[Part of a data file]
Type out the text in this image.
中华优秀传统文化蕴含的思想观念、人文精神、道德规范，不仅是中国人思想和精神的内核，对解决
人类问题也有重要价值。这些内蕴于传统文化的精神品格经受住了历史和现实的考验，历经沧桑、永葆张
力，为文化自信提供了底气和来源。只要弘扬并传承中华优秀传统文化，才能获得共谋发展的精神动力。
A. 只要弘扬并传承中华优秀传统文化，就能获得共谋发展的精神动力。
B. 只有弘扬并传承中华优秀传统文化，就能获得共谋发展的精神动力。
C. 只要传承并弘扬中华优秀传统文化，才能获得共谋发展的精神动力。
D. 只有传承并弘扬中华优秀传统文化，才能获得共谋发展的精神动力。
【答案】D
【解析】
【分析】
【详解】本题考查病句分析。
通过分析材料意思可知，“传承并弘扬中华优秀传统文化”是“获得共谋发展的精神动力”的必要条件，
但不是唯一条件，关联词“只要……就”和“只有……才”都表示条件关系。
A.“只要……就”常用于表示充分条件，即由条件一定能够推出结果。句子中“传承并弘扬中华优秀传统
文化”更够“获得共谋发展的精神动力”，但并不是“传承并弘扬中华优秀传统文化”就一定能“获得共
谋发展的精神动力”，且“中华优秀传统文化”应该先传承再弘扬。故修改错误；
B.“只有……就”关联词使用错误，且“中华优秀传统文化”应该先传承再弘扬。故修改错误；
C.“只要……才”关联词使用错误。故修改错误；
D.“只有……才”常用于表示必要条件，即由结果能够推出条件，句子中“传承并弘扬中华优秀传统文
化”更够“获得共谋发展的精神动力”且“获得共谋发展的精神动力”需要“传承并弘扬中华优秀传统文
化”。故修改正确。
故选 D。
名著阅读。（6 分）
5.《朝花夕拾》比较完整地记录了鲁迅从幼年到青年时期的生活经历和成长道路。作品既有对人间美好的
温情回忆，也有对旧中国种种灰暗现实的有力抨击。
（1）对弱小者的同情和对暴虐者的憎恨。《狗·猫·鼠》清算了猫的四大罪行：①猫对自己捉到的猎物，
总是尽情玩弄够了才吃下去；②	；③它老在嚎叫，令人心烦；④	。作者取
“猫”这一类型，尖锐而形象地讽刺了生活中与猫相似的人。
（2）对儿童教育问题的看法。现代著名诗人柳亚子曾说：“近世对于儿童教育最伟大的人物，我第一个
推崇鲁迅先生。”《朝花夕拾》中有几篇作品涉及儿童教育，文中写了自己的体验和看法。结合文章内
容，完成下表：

■ **What this task involves**: Extract, word for word, each line of the listing above.

■ **Correct output**:
Type out the text in this image.
中华优秀传统文化蕴含的思想观念、人文精神、道德规范，不仅是中国人思想和精神的内核，对解决
人类问题也有重要价值。这些内蕴于传统文化的精神品格经受住了历史和现实的考验，历经沧桑、永葆张
力，为文化自信提供了底气和来源。只要弘扬并传承中华优秀传统文化，才能获得共谋发展的精神动力。
A. 只要弘扬并传承中华优秀传统文化，就能获得共谋发展的精神动力。
B. 只有弘扬并传承中华优秀传统文化，就能获得共谋发展的精神动力。
C. 只要传承并弘扬中华优秀传统文化，才能获得共谋发展的精神动力。
D. 只有传承并弘扬中华优秀传统文化，才能获得共谋发展的精神动力。
【答案】D
【解析】
【分析】
【详解】本题考查病句分析。
通过分析材料意思可知，“传承并弘扬中华优秀传统文化”是“获得共谋发展的精神动力”的必要条件，
但不是唯一条件，关联词“只要……就”和“只有……才”都表示条件关系。
A.“只要……就”常用于表示充分条件，即由条件一定能够推出结果。句子中“传承并弘扬中华优秀传统
文化”更够“获得共谋发展的精神动力”，但并不是“传承并弘扬中华优秀传统文化”就一定能“获得共
谋发展的精神动力”，且“中华优秀传统文化”应该先传承再弘扬。故修改错误；
B.“只有……就”关联词使用错误，且“中华优秀传统文化”应该先传承再弘扬。故修改错误；
C.“只要……才”关联词使用错误。故修改错误；
D.“只有……才”常用于表示必要条件，即由结果能够推出条件，句子中“传承并弘扬中华优秀传统文
化”更够“获得共谋发展的精神动力”且“获得共谋发展的精神动力”需要“传承并弘扬中华优秀传统文
化”。故修改正确。
故选 D。
名著阅读。（6 分）
5.《朝花夕拾》比较完整地记录了鲁迅从幼年到青年时期的生活经历和成长道路。作品既有对人间美好的
温情回忆，也有对旧中国种种灰暗现实的有力抨击。
（1）对弱小者的同情和对暴虐者的憎恨。《狗·猫·鼠》清算了猫的四大罪行：①猫对自己捉到的猎物，
总是尽情玩弄够了才吃下去；②	；③它老在嚎叫，令人心烦；④	。作者取
“猫”这一类型，尖锐而形象地讽刺了生活中与猫相似的人。
（2）对儿童教育问题的看法。现代著名诗人柳亚子曾说：“近世对于儿童教育最伟大的人物，我第一个
推崇鲁迅先生。”《朝花夕拾》中有几篇作品涉及儿童教育，文中写了自己的体验和看法。结合文章内
容，完成下表：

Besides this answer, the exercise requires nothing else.